> [What needs to be done]
How many lines hold the string "Problem"? Reply with the number alone.

> [Exercise material]
* * * * *
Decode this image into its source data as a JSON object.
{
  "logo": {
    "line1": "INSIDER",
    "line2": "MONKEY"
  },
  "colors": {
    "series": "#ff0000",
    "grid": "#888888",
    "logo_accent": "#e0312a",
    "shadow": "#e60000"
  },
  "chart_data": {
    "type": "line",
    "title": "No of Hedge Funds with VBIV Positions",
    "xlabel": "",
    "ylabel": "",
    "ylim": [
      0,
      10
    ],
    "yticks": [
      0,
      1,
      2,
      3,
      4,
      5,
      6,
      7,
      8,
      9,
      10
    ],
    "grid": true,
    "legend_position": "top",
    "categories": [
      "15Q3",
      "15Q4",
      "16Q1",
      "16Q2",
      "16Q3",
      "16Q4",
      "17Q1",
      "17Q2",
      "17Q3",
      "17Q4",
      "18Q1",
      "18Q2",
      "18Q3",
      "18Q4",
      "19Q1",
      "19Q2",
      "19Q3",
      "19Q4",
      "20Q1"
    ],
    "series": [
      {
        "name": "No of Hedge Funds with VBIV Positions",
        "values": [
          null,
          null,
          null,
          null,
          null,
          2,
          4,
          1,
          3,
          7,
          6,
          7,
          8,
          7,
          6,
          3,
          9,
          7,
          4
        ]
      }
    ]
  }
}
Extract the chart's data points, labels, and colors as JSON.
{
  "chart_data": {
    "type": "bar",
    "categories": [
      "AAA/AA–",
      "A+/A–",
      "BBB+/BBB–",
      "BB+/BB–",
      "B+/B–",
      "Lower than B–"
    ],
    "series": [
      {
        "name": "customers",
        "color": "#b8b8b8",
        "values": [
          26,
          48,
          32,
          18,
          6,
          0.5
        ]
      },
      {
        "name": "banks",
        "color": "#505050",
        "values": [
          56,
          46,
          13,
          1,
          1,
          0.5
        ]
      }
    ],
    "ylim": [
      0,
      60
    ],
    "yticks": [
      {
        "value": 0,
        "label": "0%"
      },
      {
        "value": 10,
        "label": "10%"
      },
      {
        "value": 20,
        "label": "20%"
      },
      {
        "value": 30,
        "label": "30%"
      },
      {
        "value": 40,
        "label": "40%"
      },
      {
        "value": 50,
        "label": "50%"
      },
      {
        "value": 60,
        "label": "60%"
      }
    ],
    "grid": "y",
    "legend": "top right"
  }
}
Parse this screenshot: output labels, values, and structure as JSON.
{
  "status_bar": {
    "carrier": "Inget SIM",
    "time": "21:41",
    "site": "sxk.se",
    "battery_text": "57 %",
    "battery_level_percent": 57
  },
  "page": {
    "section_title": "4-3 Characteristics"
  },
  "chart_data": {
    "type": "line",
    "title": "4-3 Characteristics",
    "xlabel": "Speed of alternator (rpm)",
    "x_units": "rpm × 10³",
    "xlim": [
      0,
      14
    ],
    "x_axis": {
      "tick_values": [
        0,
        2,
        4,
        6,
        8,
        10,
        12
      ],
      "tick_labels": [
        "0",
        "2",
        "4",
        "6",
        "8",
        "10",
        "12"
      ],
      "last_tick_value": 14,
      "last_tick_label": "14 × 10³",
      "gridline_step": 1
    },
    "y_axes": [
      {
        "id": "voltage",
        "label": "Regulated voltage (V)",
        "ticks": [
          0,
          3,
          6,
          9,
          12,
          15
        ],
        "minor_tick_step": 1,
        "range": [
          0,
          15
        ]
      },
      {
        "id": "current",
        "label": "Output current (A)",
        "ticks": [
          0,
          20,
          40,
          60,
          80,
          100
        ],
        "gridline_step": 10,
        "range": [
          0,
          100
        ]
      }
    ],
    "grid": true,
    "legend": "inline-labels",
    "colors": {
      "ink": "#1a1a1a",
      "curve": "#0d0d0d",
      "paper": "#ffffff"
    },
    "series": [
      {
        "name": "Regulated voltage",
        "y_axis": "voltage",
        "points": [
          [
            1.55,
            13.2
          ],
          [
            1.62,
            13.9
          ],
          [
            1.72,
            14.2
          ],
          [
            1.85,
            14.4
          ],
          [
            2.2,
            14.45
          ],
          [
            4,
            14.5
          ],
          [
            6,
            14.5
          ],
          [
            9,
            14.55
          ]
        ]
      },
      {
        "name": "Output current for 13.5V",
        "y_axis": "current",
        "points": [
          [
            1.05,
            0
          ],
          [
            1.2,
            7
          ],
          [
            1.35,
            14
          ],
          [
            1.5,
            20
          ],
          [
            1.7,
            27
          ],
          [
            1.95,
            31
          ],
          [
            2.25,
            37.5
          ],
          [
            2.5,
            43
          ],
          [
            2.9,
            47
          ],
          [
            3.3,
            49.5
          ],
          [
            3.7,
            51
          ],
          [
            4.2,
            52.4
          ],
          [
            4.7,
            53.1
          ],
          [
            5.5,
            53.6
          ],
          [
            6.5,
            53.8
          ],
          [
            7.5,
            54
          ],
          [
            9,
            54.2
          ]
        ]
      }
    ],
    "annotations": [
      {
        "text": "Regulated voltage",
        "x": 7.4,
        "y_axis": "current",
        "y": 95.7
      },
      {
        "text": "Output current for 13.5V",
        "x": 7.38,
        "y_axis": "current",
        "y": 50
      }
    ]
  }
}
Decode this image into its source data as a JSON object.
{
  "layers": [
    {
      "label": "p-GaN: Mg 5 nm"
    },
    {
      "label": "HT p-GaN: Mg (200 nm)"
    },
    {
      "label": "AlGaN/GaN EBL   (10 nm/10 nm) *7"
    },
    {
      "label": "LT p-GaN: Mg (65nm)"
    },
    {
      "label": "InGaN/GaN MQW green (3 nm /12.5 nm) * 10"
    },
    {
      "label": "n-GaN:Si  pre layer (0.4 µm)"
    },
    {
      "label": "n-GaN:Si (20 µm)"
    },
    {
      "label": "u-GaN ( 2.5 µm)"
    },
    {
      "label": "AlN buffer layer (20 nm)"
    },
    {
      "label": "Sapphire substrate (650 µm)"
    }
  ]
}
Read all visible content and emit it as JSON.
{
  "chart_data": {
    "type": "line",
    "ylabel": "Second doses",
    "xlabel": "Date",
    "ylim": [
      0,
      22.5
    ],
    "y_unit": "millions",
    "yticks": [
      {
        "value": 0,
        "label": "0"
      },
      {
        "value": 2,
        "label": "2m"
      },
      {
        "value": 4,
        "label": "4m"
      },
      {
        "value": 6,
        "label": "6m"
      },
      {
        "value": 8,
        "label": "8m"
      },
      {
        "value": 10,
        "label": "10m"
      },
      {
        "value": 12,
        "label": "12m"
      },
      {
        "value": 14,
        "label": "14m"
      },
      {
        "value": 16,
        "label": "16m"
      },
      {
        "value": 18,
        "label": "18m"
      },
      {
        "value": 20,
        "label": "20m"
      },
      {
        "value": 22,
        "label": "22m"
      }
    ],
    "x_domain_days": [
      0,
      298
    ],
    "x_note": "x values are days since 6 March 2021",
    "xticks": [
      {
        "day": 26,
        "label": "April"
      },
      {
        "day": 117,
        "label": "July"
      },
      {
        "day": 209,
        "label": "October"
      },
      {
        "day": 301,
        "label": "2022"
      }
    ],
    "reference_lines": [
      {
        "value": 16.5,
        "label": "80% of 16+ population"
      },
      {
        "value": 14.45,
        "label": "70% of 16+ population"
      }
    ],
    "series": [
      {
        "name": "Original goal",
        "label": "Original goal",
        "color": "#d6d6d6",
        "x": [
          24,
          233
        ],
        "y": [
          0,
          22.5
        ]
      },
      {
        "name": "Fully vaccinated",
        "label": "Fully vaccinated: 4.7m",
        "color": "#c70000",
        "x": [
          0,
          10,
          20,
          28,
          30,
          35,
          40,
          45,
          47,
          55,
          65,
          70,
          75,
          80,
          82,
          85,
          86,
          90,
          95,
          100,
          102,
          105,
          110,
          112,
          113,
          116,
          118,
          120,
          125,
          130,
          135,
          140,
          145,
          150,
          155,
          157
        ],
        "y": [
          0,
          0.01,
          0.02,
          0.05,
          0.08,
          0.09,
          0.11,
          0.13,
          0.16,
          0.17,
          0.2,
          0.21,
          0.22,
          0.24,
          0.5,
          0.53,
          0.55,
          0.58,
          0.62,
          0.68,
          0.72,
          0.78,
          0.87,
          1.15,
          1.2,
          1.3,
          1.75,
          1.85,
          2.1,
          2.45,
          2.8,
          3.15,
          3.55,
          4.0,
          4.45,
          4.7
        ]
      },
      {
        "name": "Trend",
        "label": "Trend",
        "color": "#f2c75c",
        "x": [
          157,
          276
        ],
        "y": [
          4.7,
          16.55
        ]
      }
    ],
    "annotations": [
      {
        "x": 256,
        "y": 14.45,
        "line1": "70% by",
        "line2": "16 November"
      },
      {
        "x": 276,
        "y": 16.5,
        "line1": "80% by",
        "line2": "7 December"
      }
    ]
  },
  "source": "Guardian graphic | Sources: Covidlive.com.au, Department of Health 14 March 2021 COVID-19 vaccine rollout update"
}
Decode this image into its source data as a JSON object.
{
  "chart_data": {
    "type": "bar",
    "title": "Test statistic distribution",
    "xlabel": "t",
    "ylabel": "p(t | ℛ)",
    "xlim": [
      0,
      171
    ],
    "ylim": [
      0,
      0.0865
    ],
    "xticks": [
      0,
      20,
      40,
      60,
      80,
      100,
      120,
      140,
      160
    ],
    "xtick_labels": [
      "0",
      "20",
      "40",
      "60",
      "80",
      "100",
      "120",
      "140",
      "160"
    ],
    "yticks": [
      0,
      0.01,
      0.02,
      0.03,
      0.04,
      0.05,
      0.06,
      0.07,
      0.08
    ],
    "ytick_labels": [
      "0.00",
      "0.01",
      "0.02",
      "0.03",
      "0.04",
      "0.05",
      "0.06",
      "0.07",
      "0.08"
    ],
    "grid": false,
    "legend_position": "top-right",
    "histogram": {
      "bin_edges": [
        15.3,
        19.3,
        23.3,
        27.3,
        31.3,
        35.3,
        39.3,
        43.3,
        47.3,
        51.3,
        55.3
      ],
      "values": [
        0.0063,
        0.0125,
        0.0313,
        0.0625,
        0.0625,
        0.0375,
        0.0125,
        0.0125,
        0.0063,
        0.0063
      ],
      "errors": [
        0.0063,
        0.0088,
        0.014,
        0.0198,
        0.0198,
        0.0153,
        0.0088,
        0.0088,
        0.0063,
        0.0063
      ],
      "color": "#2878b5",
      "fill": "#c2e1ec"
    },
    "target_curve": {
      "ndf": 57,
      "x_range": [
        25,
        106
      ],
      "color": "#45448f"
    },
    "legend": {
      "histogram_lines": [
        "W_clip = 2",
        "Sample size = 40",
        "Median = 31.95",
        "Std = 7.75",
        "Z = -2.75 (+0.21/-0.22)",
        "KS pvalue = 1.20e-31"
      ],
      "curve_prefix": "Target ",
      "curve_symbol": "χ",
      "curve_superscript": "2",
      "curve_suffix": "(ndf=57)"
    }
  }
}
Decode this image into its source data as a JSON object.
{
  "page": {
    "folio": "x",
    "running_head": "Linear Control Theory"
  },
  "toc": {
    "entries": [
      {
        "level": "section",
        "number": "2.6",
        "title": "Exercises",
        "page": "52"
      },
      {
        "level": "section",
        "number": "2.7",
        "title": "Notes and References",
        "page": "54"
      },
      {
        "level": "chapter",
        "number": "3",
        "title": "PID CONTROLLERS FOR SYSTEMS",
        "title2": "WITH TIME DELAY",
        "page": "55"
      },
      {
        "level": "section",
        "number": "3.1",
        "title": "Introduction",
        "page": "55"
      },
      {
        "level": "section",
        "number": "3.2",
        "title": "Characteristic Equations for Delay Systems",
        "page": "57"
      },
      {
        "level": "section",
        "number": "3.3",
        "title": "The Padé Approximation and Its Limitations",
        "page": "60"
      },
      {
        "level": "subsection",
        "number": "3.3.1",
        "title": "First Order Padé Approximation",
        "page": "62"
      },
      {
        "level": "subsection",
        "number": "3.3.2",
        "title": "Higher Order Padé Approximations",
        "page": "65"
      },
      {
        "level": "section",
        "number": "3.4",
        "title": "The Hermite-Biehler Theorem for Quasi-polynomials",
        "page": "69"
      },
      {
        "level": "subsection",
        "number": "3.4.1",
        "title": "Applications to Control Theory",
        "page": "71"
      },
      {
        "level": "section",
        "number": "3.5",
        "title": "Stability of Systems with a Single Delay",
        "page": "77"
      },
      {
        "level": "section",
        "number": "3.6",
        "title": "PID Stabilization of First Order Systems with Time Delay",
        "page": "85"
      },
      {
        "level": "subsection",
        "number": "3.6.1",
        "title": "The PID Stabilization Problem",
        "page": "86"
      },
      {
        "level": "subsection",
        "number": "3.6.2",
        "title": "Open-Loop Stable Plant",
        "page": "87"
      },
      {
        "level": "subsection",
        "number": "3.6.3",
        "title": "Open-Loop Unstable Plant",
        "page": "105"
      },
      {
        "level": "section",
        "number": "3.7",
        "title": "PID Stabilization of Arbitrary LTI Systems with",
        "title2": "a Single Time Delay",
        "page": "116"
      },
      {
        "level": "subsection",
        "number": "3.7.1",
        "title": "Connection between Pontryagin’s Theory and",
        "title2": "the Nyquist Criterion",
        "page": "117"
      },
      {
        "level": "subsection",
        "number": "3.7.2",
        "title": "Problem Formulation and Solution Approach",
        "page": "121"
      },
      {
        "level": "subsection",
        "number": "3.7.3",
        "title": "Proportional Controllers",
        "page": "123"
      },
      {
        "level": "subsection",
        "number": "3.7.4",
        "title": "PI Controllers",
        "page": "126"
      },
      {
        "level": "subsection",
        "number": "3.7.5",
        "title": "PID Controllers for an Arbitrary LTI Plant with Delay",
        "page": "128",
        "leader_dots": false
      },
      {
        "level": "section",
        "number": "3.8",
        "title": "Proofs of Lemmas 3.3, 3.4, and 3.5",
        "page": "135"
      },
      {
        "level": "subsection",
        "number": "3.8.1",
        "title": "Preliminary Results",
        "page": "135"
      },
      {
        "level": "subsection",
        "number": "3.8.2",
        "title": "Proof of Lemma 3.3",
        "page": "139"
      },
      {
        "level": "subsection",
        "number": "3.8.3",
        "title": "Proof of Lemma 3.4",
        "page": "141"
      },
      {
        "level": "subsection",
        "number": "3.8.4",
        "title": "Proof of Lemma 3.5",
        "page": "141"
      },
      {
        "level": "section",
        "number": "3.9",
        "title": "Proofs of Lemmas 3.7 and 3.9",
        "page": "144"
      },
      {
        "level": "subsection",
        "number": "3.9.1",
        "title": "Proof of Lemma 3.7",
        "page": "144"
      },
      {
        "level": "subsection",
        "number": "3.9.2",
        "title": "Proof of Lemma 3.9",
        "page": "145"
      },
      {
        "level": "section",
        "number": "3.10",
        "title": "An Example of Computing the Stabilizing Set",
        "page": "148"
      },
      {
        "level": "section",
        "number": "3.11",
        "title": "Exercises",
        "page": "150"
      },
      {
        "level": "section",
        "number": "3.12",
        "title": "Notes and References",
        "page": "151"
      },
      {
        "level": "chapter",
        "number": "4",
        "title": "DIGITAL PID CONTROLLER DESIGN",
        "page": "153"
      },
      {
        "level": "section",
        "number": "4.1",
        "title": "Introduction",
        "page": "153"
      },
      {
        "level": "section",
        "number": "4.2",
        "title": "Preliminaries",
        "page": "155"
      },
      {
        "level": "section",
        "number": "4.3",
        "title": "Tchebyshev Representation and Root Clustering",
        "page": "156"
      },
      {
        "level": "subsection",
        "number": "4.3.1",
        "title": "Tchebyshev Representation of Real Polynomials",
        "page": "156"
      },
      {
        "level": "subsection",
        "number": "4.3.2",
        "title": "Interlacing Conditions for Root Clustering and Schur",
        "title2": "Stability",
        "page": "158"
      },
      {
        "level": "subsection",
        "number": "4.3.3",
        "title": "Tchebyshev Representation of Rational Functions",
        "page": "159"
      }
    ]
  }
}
* * * * *
> [Result for this task]
2